### Provided data
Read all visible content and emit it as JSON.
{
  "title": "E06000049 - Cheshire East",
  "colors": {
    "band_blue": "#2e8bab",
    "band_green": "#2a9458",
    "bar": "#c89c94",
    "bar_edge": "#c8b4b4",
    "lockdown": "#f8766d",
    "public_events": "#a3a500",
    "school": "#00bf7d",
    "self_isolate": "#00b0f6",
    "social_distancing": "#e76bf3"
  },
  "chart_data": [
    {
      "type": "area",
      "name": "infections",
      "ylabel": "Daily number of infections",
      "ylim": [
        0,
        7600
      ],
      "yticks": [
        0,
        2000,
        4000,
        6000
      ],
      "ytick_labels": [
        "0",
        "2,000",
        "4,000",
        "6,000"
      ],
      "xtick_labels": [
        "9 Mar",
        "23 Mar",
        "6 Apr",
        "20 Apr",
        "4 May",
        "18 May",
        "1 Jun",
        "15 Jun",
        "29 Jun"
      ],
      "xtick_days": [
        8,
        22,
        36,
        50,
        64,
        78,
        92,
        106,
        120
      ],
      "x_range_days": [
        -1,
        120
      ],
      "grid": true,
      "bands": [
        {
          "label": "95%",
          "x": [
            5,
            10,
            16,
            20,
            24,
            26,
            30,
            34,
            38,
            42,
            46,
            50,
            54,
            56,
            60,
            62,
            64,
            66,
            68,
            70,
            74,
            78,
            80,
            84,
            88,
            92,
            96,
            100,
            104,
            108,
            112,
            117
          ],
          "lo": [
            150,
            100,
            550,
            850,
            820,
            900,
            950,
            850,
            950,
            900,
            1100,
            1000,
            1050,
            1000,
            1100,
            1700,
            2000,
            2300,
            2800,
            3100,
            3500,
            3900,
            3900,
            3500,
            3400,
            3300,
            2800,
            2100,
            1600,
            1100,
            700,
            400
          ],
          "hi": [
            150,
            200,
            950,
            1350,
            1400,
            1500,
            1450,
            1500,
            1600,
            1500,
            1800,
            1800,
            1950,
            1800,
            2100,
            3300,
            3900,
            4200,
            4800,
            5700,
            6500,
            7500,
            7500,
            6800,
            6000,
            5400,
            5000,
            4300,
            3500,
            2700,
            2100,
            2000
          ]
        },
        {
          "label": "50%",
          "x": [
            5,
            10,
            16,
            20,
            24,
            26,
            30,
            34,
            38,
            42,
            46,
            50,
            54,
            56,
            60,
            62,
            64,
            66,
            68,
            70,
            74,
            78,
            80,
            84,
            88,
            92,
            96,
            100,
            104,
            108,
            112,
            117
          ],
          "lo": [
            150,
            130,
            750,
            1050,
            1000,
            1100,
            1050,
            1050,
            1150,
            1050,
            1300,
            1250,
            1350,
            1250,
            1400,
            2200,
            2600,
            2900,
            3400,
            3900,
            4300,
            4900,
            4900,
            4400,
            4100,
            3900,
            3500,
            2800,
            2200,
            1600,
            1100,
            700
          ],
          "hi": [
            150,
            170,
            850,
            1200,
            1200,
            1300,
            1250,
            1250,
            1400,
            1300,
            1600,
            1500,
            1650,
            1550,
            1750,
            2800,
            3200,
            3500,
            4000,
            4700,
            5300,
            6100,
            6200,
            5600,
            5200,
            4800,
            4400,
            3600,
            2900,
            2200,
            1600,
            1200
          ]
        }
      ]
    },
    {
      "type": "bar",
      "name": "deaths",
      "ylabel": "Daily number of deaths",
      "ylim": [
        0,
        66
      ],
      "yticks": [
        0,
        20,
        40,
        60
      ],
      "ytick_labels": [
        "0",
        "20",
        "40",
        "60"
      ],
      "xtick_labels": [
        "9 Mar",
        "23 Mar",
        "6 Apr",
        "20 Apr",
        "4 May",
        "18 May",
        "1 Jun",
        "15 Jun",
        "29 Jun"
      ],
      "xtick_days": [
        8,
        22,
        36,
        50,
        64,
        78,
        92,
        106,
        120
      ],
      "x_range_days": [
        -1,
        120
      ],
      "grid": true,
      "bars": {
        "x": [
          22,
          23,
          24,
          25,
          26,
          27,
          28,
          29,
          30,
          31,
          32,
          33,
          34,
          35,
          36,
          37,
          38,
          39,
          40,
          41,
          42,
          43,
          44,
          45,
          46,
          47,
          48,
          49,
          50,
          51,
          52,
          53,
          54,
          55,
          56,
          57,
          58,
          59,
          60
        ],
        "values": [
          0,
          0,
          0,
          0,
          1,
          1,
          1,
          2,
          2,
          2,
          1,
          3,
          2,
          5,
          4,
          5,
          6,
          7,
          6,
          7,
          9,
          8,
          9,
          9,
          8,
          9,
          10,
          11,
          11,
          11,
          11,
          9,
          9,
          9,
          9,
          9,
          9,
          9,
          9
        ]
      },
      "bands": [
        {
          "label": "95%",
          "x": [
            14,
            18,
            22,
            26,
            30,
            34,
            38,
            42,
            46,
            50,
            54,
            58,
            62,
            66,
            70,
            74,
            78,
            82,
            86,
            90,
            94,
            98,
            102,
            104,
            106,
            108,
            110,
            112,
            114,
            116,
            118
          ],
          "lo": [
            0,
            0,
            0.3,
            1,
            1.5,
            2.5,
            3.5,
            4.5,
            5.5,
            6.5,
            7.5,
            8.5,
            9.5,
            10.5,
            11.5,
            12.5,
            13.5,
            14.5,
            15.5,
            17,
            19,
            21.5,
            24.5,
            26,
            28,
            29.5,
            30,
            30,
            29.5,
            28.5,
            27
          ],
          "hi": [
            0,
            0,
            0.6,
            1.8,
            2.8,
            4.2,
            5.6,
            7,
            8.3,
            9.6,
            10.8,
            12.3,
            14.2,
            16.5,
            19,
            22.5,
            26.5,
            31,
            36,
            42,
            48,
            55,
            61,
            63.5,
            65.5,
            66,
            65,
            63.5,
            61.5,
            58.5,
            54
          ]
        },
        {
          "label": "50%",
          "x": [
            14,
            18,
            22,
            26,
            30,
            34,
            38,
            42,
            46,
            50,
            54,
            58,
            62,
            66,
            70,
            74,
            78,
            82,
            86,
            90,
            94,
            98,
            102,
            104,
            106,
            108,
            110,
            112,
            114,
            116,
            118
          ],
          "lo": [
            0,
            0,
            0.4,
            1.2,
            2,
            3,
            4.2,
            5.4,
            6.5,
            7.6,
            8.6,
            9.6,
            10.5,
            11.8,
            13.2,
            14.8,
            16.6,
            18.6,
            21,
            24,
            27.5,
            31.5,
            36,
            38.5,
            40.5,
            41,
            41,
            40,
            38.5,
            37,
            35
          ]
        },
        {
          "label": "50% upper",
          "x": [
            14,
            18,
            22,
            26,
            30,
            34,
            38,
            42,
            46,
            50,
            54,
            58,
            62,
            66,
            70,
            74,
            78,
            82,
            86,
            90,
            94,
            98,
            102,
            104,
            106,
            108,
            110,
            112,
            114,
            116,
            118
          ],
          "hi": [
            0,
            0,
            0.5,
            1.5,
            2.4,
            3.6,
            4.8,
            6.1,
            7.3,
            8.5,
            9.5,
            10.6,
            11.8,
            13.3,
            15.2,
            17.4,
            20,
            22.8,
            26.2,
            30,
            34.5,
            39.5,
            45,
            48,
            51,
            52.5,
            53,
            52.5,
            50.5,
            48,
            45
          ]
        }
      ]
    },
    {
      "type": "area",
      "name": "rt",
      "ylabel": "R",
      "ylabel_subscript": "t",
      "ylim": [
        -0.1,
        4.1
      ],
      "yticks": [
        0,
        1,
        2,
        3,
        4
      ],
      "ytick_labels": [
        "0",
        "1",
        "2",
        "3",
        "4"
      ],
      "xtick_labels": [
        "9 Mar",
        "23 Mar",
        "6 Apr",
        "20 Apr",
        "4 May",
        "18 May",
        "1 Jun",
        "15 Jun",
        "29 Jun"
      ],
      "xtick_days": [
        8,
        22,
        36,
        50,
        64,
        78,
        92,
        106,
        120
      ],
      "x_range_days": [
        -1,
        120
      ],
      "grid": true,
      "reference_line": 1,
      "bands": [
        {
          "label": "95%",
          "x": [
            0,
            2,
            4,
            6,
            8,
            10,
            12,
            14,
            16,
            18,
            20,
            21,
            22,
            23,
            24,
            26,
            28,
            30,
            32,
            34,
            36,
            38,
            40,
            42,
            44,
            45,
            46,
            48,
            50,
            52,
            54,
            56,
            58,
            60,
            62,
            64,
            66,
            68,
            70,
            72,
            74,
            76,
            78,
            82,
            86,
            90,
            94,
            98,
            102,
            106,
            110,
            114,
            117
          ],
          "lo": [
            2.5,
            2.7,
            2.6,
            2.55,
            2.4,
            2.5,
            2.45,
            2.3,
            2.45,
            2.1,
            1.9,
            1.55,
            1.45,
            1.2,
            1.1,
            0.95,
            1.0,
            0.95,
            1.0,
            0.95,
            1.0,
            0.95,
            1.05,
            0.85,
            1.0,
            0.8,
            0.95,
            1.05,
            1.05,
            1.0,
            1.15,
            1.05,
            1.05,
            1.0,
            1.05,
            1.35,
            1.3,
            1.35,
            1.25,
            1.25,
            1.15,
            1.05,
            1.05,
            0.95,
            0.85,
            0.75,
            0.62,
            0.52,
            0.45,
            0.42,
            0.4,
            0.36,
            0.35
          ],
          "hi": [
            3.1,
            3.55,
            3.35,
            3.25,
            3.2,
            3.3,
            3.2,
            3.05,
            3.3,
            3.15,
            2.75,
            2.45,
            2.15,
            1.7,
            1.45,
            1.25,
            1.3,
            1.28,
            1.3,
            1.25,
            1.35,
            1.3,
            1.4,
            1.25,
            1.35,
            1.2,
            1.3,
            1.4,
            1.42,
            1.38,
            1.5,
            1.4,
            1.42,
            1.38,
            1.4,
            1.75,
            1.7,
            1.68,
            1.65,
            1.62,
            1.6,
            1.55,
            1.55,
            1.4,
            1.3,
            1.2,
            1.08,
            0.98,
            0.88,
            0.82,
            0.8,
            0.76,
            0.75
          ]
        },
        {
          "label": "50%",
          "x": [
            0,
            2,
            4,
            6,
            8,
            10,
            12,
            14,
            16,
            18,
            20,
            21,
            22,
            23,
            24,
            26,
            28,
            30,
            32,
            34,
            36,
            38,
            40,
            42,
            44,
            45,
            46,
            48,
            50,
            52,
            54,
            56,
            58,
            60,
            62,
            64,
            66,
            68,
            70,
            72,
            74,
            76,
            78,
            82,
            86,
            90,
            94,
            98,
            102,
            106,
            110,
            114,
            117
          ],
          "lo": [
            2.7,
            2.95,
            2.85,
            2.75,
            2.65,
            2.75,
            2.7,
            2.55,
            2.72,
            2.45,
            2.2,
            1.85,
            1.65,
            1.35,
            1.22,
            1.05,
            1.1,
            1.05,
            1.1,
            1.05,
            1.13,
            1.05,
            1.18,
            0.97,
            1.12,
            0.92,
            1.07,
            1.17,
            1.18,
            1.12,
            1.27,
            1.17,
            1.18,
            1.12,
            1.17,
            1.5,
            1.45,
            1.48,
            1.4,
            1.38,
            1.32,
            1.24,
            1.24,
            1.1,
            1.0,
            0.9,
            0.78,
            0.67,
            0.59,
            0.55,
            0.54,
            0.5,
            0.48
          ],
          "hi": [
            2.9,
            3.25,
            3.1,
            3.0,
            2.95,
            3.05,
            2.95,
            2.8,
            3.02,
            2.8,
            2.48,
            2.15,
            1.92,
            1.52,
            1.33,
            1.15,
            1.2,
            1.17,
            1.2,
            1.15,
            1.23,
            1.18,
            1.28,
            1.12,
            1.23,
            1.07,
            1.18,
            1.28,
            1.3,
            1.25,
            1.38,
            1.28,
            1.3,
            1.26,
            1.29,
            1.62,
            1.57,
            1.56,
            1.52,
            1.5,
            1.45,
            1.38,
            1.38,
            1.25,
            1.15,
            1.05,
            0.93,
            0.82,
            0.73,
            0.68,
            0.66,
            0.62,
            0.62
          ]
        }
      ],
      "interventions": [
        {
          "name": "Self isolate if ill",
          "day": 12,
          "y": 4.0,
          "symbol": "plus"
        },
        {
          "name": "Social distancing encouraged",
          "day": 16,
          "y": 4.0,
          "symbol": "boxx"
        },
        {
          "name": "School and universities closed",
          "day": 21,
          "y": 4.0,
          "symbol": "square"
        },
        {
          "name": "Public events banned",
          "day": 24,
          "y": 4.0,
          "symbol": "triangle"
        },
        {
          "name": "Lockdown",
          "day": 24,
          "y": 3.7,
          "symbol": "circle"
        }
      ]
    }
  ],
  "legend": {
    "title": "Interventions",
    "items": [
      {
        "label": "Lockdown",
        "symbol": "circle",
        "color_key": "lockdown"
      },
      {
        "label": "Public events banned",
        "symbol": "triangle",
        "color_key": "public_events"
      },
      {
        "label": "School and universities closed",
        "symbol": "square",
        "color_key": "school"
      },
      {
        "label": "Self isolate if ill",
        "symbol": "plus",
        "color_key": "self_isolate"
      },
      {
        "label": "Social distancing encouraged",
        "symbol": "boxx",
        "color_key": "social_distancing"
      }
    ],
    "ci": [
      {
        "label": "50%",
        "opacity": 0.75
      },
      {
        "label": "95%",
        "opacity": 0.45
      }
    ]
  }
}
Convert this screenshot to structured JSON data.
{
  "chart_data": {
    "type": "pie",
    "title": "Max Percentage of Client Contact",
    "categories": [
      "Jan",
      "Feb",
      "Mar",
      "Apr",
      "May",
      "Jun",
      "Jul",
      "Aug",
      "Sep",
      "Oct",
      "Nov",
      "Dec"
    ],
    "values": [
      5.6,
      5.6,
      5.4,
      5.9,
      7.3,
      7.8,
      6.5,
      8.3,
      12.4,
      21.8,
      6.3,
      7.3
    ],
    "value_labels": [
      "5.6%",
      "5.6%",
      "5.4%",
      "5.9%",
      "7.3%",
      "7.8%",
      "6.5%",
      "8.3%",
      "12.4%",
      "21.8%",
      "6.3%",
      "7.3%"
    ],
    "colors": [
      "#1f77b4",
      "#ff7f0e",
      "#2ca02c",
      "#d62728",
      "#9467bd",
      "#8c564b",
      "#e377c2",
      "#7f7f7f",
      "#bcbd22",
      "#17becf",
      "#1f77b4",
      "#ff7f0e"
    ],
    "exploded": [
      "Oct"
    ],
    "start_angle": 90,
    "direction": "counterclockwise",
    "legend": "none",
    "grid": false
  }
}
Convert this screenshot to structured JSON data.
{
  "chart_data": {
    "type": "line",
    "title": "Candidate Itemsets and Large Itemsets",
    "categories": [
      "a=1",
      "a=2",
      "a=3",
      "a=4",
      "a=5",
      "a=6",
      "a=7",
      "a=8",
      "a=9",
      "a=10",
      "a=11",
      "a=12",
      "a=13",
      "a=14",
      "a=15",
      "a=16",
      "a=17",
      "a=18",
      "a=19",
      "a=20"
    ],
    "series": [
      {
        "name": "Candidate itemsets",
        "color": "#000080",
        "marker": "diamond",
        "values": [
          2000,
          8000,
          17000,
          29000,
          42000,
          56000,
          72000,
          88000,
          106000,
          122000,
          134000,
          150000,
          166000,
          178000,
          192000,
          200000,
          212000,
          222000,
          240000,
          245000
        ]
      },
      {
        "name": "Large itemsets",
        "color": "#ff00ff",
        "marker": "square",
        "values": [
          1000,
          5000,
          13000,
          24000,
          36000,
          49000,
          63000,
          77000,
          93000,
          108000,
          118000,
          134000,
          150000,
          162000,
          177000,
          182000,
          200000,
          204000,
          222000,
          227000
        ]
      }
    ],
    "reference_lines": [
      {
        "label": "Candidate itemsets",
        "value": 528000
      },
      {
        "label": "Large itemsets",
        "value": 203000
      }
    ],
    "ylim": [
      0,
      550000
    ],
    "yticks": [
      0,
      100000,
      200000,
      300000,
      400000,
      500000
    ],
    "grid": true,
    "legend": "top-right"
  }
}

### Work to complete
From the entries above, select each line containing the string "type".

### Written answer
      "type": "area",
      "type": "bar",
      "type": "area",
    "type": "pie",
    "type": "line",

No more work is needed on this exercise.